Dataset records on visual material

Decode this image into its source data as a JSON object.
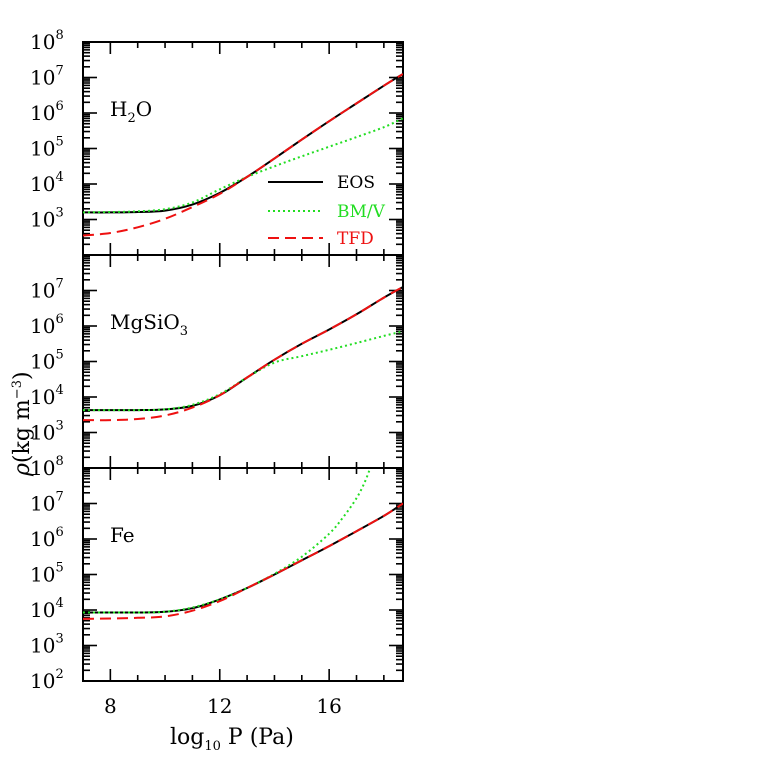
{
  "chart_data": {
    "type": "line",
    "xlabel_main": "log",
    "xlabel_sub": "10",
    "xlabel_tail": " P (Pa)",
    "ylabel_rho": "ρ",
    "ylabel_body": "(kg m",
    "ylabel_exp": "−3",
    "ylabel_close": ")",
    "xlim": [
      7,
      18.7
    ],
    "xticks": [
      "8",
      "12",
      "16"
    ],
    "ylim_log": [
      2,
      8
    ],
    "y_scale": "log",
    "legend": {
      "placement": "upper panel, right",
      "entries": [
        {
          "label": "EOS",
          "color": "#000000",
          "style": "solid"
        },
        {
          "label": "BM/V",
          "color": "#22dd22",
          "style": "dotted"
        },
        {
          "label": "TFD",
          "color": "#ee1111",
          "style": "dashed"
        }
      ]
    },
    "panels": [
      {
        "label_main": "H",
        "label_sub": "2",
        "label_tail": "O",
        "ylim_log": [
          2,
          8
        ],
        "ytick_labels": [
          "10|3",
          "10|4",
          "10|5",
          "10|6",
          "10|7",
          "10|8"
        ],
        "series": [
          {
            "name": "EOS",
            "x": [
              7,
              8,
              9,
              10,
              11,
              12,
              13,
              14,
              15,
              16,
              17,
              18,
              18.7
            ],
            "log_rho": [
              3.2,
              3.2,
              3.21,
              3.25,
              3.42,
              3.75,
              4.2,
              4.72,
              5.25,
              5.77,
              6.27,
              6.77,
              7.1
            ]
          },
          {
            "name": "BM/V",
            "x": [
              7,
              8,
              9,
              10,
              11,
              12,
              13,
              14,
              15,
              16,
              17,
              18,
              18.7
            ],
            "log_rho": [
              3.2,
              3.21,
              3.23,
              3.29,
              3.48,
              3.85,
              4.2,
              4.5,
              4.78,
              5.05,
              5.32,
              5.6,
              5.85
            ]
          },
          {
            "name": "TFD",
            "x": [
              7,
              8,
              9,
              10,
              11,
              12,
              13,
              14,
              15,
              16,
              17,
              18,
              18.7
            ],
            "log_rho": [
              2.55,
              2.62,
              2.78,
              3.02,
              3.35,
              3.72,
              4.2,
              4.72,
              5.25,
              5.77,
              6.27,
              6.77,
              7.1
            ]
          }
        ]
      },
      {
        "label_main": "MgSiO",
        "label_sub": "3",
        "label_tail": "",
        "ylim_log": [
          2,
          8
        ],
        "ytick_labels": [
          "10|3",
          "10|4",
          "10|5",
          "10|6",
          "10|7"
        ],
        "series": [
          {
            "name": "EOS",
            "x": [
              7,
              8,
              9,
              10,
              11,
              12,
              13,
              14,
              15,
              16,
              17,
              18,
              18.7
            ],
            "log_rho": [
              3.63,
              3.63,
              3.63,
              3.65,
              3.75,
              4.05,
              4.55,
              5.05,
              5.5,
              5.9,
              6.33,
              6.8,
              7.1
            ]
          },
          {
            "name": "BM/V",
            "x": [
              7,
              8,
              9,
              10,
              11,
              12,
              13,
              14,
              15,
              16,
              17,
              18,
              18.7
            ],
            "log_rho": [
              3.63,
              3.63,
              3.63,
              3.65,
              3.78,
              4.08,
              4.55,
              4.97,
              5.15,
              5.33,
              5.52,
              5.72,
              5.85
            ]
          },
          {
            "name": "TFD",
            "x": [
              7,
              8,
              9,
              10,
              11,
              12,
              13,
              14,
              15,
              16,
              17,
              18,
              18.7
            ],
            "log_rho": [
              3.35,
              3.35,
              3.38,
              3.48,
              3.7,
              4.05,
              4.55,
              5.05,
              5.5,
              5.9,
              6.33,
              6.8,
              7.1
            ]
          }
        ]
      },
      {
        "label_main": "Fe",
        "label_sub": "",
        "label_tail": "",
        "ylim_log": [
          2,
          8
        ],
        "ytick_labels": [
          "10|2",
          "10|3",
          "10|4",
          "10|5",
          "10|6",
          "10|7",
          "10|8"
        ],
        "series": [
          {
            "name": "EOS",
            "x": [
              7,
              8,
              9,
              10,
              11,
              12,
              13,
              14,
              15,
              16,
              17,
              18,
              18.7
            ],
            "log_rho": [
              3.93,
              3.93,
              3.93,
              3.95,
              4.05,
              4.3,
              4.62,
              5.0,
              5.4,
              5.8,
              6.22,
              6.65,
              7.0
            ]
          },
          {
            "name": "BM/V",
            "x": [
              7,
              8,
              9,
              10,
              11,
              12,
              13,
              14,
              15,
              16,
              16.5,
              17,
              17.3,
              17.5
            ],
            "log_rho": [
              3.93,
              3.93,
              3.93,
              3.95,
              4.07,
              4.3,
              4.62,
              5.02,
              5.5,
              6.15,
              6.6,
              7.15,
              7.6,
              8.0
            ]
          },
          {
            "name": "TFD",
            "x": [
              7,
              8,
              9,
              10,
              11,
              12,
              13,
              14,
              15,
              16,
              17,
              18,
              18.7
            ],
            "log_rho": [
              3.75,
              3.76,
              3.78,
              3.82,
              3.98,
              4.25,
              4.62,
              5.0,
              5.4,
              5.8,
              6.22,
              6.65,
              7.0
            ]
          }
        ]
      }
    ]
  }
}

◆ EXERCISE DETAILS: Send back the data above word for word, with the pictures left out.

◆ WRITTEN ANSWER:
Decode this image into its source data as a JSON object.
{
  "chart_data": {
    "type": "line",
    "xlabel_main": "log",
    "xlabel_sub": "10",
    "xlabel_tail": " P (Pa)",
    "ylabel_rho": "ρ",
    "ylabel_body": "(kg m",
    "ylabel_exp": "−3",
    "ylabel_close": ")",
    "xlim": [
      7,
      18.7
    ],
    "xticks": [
      "8",
      "12",
      "16"
    ],
    "ylim_log": [
      2,
      8
    ],
    "y_scale": "log",
    "legend": {
      "placement": "upper panel, right",
      "entries": [
        {
          "label": "EOS",
          "color": "#000000",
          "style": "solid"
        },
        {
          "label": "BM/V",
          "color": "#22dd22",
          "style": "dotted"
        },
        {
          "label": "TFD",
          "color": "#ee1111",
          "style": "dashed"
        }
      ]
    },
    "panels": [
      {
        "label_main": "H",
        "label_sub": "2",
        "label_tail": "O",
        "ylim_log": [
          2,
          8
        ],
        "ytick_labels": [
          "10|3",
          "10|4",
          "10|5",
          "10|6",
          "10|7",
          "10|8"
        ],
        "series": [
          {
            "name": "EOS",
            "x": [
              7,
              8,
              9,
              10,
              11,
              12,
              13,
              14,
              15,
              16,
              17,
              18,
              18.7
            ],
            "log_rho": [
              3.2,
              3.2,
              3.21,
              3.25,
              3.42,
              3.75,
              4.2,
              4.72,
              5.25,
              5.77,
              6.27,
              6.77,
              7.1
            ]
          },
          {
            "name": "BM/V",
            "x": [
              7,
              8,
              9,
              10,
              11,
              12,
              13,
              14,
              15,
              16,
              17,
              18,
              18.7
            ],
            "log_rho": [
              3.2,
              3.21,
              3.23,
              3.29,
              3.48,
              3.85,
              4.2,
              4.5,
              4.78,
              5.05,
              5.32,
              5.6,
              5.85
            ]
          },
          {
            "name": "TFD",
            "x": [
              7,
              8,
              9,
              10,
              11,
              12,
              13,
              14,
              15,
              16,
              17,
              18,
              18.7
            ],
            "log_rho": [
              2.55,
              2.62,
              2.78,
              3.02,
              3.35,
              3.72,
              4.2,
              4.72,
              5.25,
              5.77,
              6.27,
              6.77,
              7.1
            ]
          }
        ]
      },
      {
        "label_main": "MgSiO",
        "label_sub": "3",
        "label_tail": "",
        "ylim_log": [
          2,
          8
        ],
        "ytick_labels": [
          "10|3",
          "10|4",
          "10|5",
          "10|6",
          "10|7"
        ],
        "series": [
          {
            "name": "EOS",
            "x": [
              7,
              8,
              9,
              10,
              11,
              12,
              13,
              14,
              15,
              16,
              17,
              18,
              18.7
            ],
            "log_rho": [
              3.63,
              3.63,
              3.63,
              3.65,
              3.75,
              4.05,
              4.55,
              5.05,
              5.5,
              5.9,
              6.33,
              6.8,
              7.1
            ]
          },
          {
            "name": "BM/V",
            "x": [
              7,
              8,
              9,
              10,
              11,
              12,
              13,
              14,
              15,
              16,
              17,
              18,
              18.7
            ],
            "log_rho": [
              3.63,
              3.63,
              3.63,
              3.65,
              3.78,
              4.08,
              4.55,
              4.97,
              5.15,
              5.33,
              5.52,
              5.72,
              5.85
            ]
          },
          {
            "name": "TFD",
            "x": [
              7,
              8,
              9,
              10,
              11,
              12,
              13,
              14,
              15,
              16,
              17,
              18,
              18.7
            ],
            "log_rho": [
              3.35,
              3.35,
              3.38,
              3.48,
              3.7,
              4.05,
              4.55,
              5.05,
              5.5,
              5.9,
              6.33,
              6.8,
              7.1
            ]
          }
        ]
      },
      {
        "label_main": "Fe",
        "label_sub": "",
        "label_tail": "",
        "ylim_log": [
          2,
          8
        ],
        "ytick_labels": [
          "10|2",
          "10|3",
          "10|4",
          "10|5",
          "10|6",
          "10|7",
          "10|8"
        ],
        "series": [
          {
            "name": "EOS",
            "x": [
              7,
              8,
              9,
              10,
              11,
              12,
              13,
              14,
              15,
              16,
              17,
              18,
              18.7
            ],
            "log_rho": [
              3.93,
              3.93,
              3.93,
              3.95,
              4.05,
              4.3,
              4.62,
              5.0,
              5.4,
              5.8,
              6.22,
              6.65,
              7.0
            ]
          },
          {
            "name": "BM/V",
            "x": [
              7,
              8,
              9,
              10,
              11,
              12,
              13,
              14,
              15,
              16,
              16.5,
              17,
              17.3,
              17.5
            ],
            "log_rho": [
              3.93,
              3.93,
              3.93,
              3.95,
              4.07,
              4.3,
              4.62,
              5.02,
              5.5,
              6.15,
              6.6,
              7.15,
              7.6,
              8.0
            ]
          },
          {
            "name": "TFD",
            "x": [
              7,
              8,
              9,
              10,
              11,
              12,
              13,
              14,
              15,
              16,
              17,
              18,
              18.7
            ],
            "log_rho": [
              3.75,
              3.76,
              3.78,
              3.82,
              3.98,
              4.25,
              4.62,
              5.0,
              5.4,
              5.8,
              6.22,
              6.65,
              7.0
            ]
          }
        ]
      }
    ]
  }
}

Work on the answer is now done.